PROVIDED DATA:
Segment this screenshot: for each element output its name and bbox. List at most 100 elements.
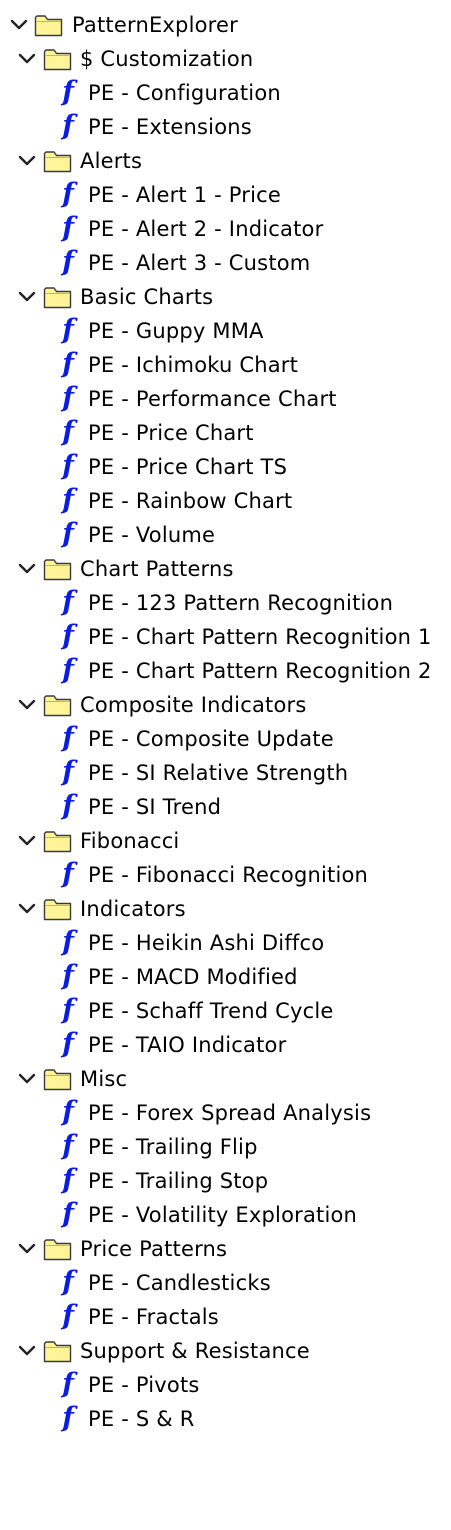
chevron-down-icon[interactable]: [17, 289, 37, 305]
function-icon: f: [62, 1300, 74, 1331]
tree-folder-node[interactable]: Fibonacci: [0, 824, 451, 858]
function-icon: f: [62, 756, 74, 787]
tree-folder-label: Composite Indicators: [80, 693, 307, 717]
tree-folder-label: Basic Charts: [80, 285, 214, 309]
tree-formula-item[interactable]: f PE - Forex Spread Analysis: [0, 1096, 451, 1130]
folder-icon: [43, 1067, 72, 1091]
tree-folder-node[interactable]: Basic Charts: [0, 280, 451, 314]
tree-folder-node[interactable]: Support & Resistance: [0, 1334, 451, 1368]
function-icon: f: [62, 926, 74, 957]
function-icon: f: [62, 654, 74, 685]
function-icon: f: [62, 994, 74, 1025]
folder-icon: [43, 897, 72, 921]
tree-formula-label: PE - Schaff Trend Cycle: [88, 999, 334, 1023]
tree-formula-item[interactable]: f PE - Price Chart: [0, 416, 451, 450]
tree-formula-label: PE - Trailing Flip: [88, 1135, 258, 1159]
tree-folder-label: Support & Resistance: [80, 1339, 310, 1363]
chevron-down-icon[interactable]: [17, 561, 37, 577]
tree-formula-label: PE - Fibonacci Recognition: [88, 863, 369, 887]
folder-icon: [43, 557, 72, 581]
chevron-down-icon[interactable]: [17, 1343, 37, 1359]
tree-formula-item[interactable]: f PE - Trailing Stop: [0, 1164, 451, 1198]
function-icon: f: [62, 348, 74, 379]
tree-formula-label: PE - Forex Spread Analysis: [88, 1101, 372, 1125]
tree-formula-item[interactable]: f PE - Chart Pattern Recognition 2: [0, 654, 451, 688]
tree-formula-label: PE - Alert 2 - Indicator: [88, 217, 324, 241]
tree-folder-node[interactable]: $ Customization: [0, 42, 451, 76]
function-icon: f: [62, 76, 74, 107]
function-icon: f: [62, 790, 74, 821]
tree-formula-label: PE - Performance Chart: [88, 387, 337, 411]
tree-formula-item[interactable]: f PE - Pivots: [0, 1368, 451, 1402]
tree-formula-item[interactable]: f PE - Extensions: [0, 110, 451, 144]
function-icon: f: [62, 1096, 74, 1127]
function-icon: f: [62, 212, 74, 243]
chevron-down-icon[interactable]: [17, 153, 37, 169]
tree-folder-label: Indicators: [80, 897, 186, 921]
folder-icon: [43, 693, 72, 717]
tree-formula-item[interactable]: f PE - SI Trend: [0, 790, 451, 824]
tree-formula-item[interactable]: f PE - Ichimoku Chart: [0, 348, 451, 382]
tree-formula-item[interactable]: f PE - MACD Modified: [0, 960, 451, 994]
folder-icon: [34, 13, 63, 37]
folder-icon: [43, 1237, 72, 1261]
function-icon: f: [62, 110, 74, 141]
function-icon: f: [62, 586, 74, 617]
tree-folder-node[interactable]: Composite Indicators: [0, 688, 451, 722]
tree-folder-label: Chart Patterns: [80, 557, 234, 581]
tree-formula-label: PE - Rainbow Chart: [88, 489, 293, 513]
tree-formula-item[interactable]: f PE - Performance Chart: [0, 382, 451, 416]
tree-formula-item[interactable]: f PE - Alert 3 - Custom: [0, 246, 451, 280]
tree-folder-node[interactable]: Indicators: [0, 892, 451, 926]
tree-folder-node[interactable]: Chart Patterns: [0, 552, 451, 586]
chevron-down-icon[interactable]: [17, 1241, 37, 1257]
tree-formula-label: PE - Chart Pattern Recognition 2: [88, 659, 432, 683]
tree-formula-item[interactable]: f PE - SI Relative Strength: [0, 756, 451, 790]
chevron-down-icon[interactable]: [17, 697, 37, 713]
tree-formula-item[interactable]: f PE - Heikin Ashi Diffco: [0, 926, 451, 960]
tree-formula-item[interactable]: f PE - Alert 1 - Price: [0, 178, 451, 212]
tree-formula-label: PE - Ichimoku Chart: [88, 353, 299, 377]
chevron-down-icon[interactable]: [17, 901, 37, 917]
tree-folder-node[interactable]: Alerts: [0, 144, 451, 178]
tree-formula-item[interactable]: f PE - Guppy MMA: [0, 314, 451, 348]
chevron-down-icon[interactable]: [17, 833, 37, 849]
tree-formula-item[interactable]: f PE - Candlesticks: [0, 1266, 451, 1300]
tree-formula-item[interactable]: f PE - Fractals: [0, 1300, 451, 1334]
chevron-down-icon[interactable]: [9, 17, 29, 33]
tree-formula-label: PE - Price Chart TS: [88, 455, 288, 479]
function-icon: f: [62, 246, 74, 277]
tree-formula-item[interactable]: f PE - S & R: [0, 1402, 451, 1436]
tree-formula-item[interactable]: f PE - Trailing Flip: [0, 1130, 451, 1164]
function-icon: f: [62, 382, 74, 413]
function-icon: f: [62, 484, 74, 515]
tree-formula-item[interactable]: f PE - Alert 2 - Indicator: [0, 212, 451, 246]
tree-formula-item[interactable]: f PE - Rainbow Chart: [0, 484, 451, 518]
tree-formula-label: PE - Pivots: [88, 1373, 200, 1397]
tree-folder-label: Fibonacci: [80, 829, 180, 853]
tree-formula-item[interactable]: f PE - 123 Pattern Recognition: [0, 586, 451, 620]
tree-formula-label: PE - Alert 1 - Price: [88, 183, 282, 207]
tree-folder-node[interactable]: Misc: [0, 1062, 451, 1096]
chevron-down-icon[interactable]: [17, 51, 37, 67]
function-icon: f: [62, 1402, 74, 1433]
tree-formula-label: PE - 123 Pattern Recognition: [88, 591, 394, 615]
tree-folder-node[interactable]: Price Patterns: [0, 1232, 451, 1266]
tree-root-node[interactable]: PatternExplorer: [0, 8, 451, 42]
function-icon: f: [62, 1368, 74, 1399]
tree-formula-item[interactable]: f PE - Price Chart TS: [0, 450, 451, 484]
tree-formula-item[interactable]: f PE - TAIO Indicator: [0, 1028, 451, 1062]
tree-formula-item[interactable]: f PE - Schaff Trend Cycle: [0, 994, 451, 1028]
tree-formula-item[interactable]: f PE - Configuration: [0, 76, 451, 110]
chevron-down-icon[interactable]: [17, 1071, 37, 1087]
tree-formula-item[interactable]: f PE - Fibonacci Recognition: [0, 858, 451, 892]
tree-formula-item[interactable]: f PE - Chart Pattern Recognition 1: [0, 620, 451, 654]
function-icon: f: [62, 1266, 74, 1297]
tree-formula-item[interactable]: f PE - Volume: [0, 518, 451, 552]
tree-formula-item[interactable]: f PE - Composite Update: [0, 722, 451, 756]
function-icon: f: [62, 416, 74, 447]
function-icon: f: [62, 1028, 74, 1059]
tree-formula-item[interactable]: f PE - Volatility Exploration: [0, 1198, 451, 1232]
tree-folder-label: $ Customization: [80, 47, 254, 71]
tree-folder-label: Misc: [80, 1067, 128, 1091]
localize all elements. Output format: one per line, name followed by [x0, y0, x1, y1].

EXERCISE TASK: Rewrite all the rows above, replacing "bbox" with "bounding box" and keeping everything else unchanged. Leave the pictures out.

RESPONSE TO THE TASK:
Segment this screenshot: for each element output its name and bounding box. List at most 100 elements.
chevron-down-icon[interactable]: [17, 289, 37, 305]
function-icon: f: [62, 1300, 74, 1331]
tree-folder-node[interactable]: Fibonacci: [0, 824, 451, 858]
function-icon: f: [62, 756, 74, 787]
tree-folder-label: Composite Indicators: [80, 693, 307, 717]
tree-folder-label: Basic Charts: [80, 285, 214, 309]
tree-formula-item[interactable]: f PE - Forex Spread Analysis: [0, 1096, 451, 1130]
folder-icon: [43, 1067, 72, 1091]
tree-folder-node[interactable]: Basic Charts: [0, 280, 451, 314]
tree-folder-node[interactable]: Support & Resistance: [0, 1334, 451, 1368]
function-icon: f: [62, 926, 74, 957]
function-icon: f: [62, 654, 74, 685]
function-icon: f: [62, 994, 74, 1025]
folder-icon: [43, 897, 72, 921]
tree-formula-label: PE - Schaff Trend Cycle: [88, 999, 334, 1023]
tree-formula-item[interactable]: f PE - Price Chart: [0, 416, 451, 450]
tree-formula-label: PE - Trailing Flip: [88, 1135, 258, 1159]
tree-folder-label: Support & Resistance: [80, 1339, 310, 1363]
chevron-down-icon[interactable]: [17, 561, 37, 577]
tree-formula-label: PE - Fibonacci Recognition: [88, 863, 369, 887]
folder-icon: [43, 557, 72, 581]
chevron-down-icon[interactable]: [17, 1343, 37, 1359]
tree-formula-item[interactable]: f PE - Trailing Stop: [0, 1164, 451, 1198]
function-icon: f: [62, 348, 74, 379]
tree-formula-label: PE - Forex Spread Analysis: [88, 1101, 372, 1125]
tree-formula-item[interactable]: f PE - Chart Pattern Recognition 2: [0, 654, 451, 688]
tree-formula-label: PE - Alert 2 - Indicator: [88, 217, 324, 241]
tree-folder-node[interactable]: $ Customization: [0, 42, 451, 76]
function-icon: f: [62, 76, 74, 107]
function-icon: f: [62, 790, 74, 821]
tree-formula-label: PE - Performance Chart: [88, 387, 337, 411]
tree-formula-item[interactable]: f PE - Pivots: [0, 1368, 451, 1402]
tree-formula-item[interactable]: f PE - Extensions: [0, 110, 451, 144]
function-icon: f: [62, 1096, 74, 1127]
function-icon: f: [62, 212, 74, 243]
chevron-down-icon[interactable]: [17, 153, 37, 169]
tree-folder-label: Indicators: [80, 897, 186, 921]
folder-icon: [43, 693, 72, 717]
tree-formula-item[interactable]: f PE - SI Trend: [0, 790, 451, 824]
tree-formula-item[interactable]: f PE - Ichimoku Chart: [0, 348, 451, 382]
tree-formula-item[interactable]: f PE - MACD Modified: [0, 960, 451, 994]
folder-icon: [34, 13, 63, 37]
folder-icon: [43, 1237, 72, 1261]
function-icon: f: [62, 110, 74, 141]
function-icon: f: [62, 586, 74, 617]
tree-folder-node[interactable]: Composite Indicators: [0, 688, 451, 722]
tree-folder-label: Chart Patterns: [80, 557, 234, 581]
tree-formula-label: PE - Rainbow Chart: [88, 489, 293, 513]
tree-formula-item[interactable]: f PE - Performance Chart: [0, 382, 451, 416]
tree-formula-item[interactable]: f PE - Alert 3 - Custom: [0, 246, 451, 280]
tree-folder-node[interactable]: Indicators: [0, 892, 451, 926]
tree-folder-node[interactable]: Chart Patterns: [0, 552, 451, 586]
chevron-down-icon[interactable]: [17, 1241, 37, 1257]
tree-formula-label: PE - Chart Pattern Recognition 2: [88, 659, 432, 683]
tree-formula-item[interactable]: f PE - SI Relative Strength: [0, 756, 451, 790]
chevron-down-icon[interactable]: [17, 697, 37, 713]
tree-formula-item[interactable]: f PE - Heikin Ashi Diffco: [0, 926, 451, 960]
tree-formula-item[interactable]: f PE - Alert 1 - Price: [0, 178, 451, 212]
tree-formula-label: PE - Ichimoku Chart: [88, 353, 299, 377]
chevron-down-icon[interactable]: [17, 901, 37, 917]
tree-folder-node[interactable]: Alerts: [0, 144, 451, 178]
tree-formula-item[interactable]: f PE - Guppy MMA: [0, 314, 451, 348]
chevron-down-icon[interactable]: [17, 833, 37, 849]
tree-formula-item[interactable]: f PE - Candlesticks: [0, 1266, 451, 1300]
tree-formula-item[interactable]: f PE - Fractals: [0, 1300, 451, 1334]
chevron-down-icon[interactable]: [9, 17, 29, 33]
tree-formula-label: PE - Price Chart TS: [88, 455, 288, 479]
function-icon: f: [62, 246, 74, 277]
tree-formula-item[interactable]: f PE - S & R: [0, 1402, 451, 1436]
tree-formula-item[interactable]: f PE - Trailing Flip: [0, 1130, 451, 1164]
function-icon: f: [62, 382, 74, 413]
function-icon: f: [62, 484, 74, 515]
tree-formula-item[interactable]: f PE - Alert 2 - Indicator: [0, 212, 451, 246]
tree-formula-item[interactable]: f PE - Rainbow Chart: [0, 484, 451, 518]
tree-formula-label: PE - Pivots: [88, 1373, 200, 1397]
tree-folder-label: Fibonacci: [80, 829, 180, 853]
tree-formula-item[interactable]: f PE - 123 Pattern Recognition: [0, 586, 451, 620]
tree-formula-label: PE - Alert 1 - Price: [88, 183, 282, 207]
tree-folder-node[interactable]: Misc: [0, 1062, 451, 1096]
chevron-down-icon[interactable]: [17, 51, 37, 67]
function-icon: f: [62, 1402, 74, 1433]
tree-formula-label: PE - 123 Pattern Recognition: [88, 591, 394, 615]
tree-folder-node[interactable]: Price Patterns: [0, 1232, 451, 1266]
tree-root-node[interactable]: PatternExplorer: [0, 8, 451, 42]
function-icon: f: [62, 1368, 74, 1399]
tree-formula-item[interactable]: f PE - Price Chart TS: [0, 450, 451, 484]
tree-formula-item[interactable]: f PE - TAIO Indicator: [0, 1028, 451, 1062]
tree-formula-item[interactable]: f PE - Schaff Trend Cycle: [0, 994, 451, 1028]
tree-formula-item[interactable]: f PE - Configuration: [0, 76, 451, 110]
chevron-down-icon[interactable]: [17, 1071, 37, 1087]
tree-formula-item[interactable]: f PE - Fibonacci Recognition: [0, 858, 451, 892]
tree-formula-item[interactable]: f PE - Chart Pattern Recognition 1: [0, 620, 451, 654]
function-icon: f: [62, 1266, 74, 1297]
tree-formula-item[interactable]: f PE - Volume: [0, 518, 451, 552]
tree-formula-item[interactable]: f PE - Composite Update: [0, 722, 451, 756]
function-icon: f: [62, 416, 74, 447]
function-icon: f: [62, 1028, 74, 1059]
tree-formula-item[interactable]: f PE - Volatility Exploration: [0, 1198, 451, 1232]
tree-folder-label: $ Customization: [80, 47, 254, 71]
tree-folder-label: Misc: [80, 1067, 128, 1091]
localize all elements. Output format: one per line, name followed by [x0, y0, x1, y1].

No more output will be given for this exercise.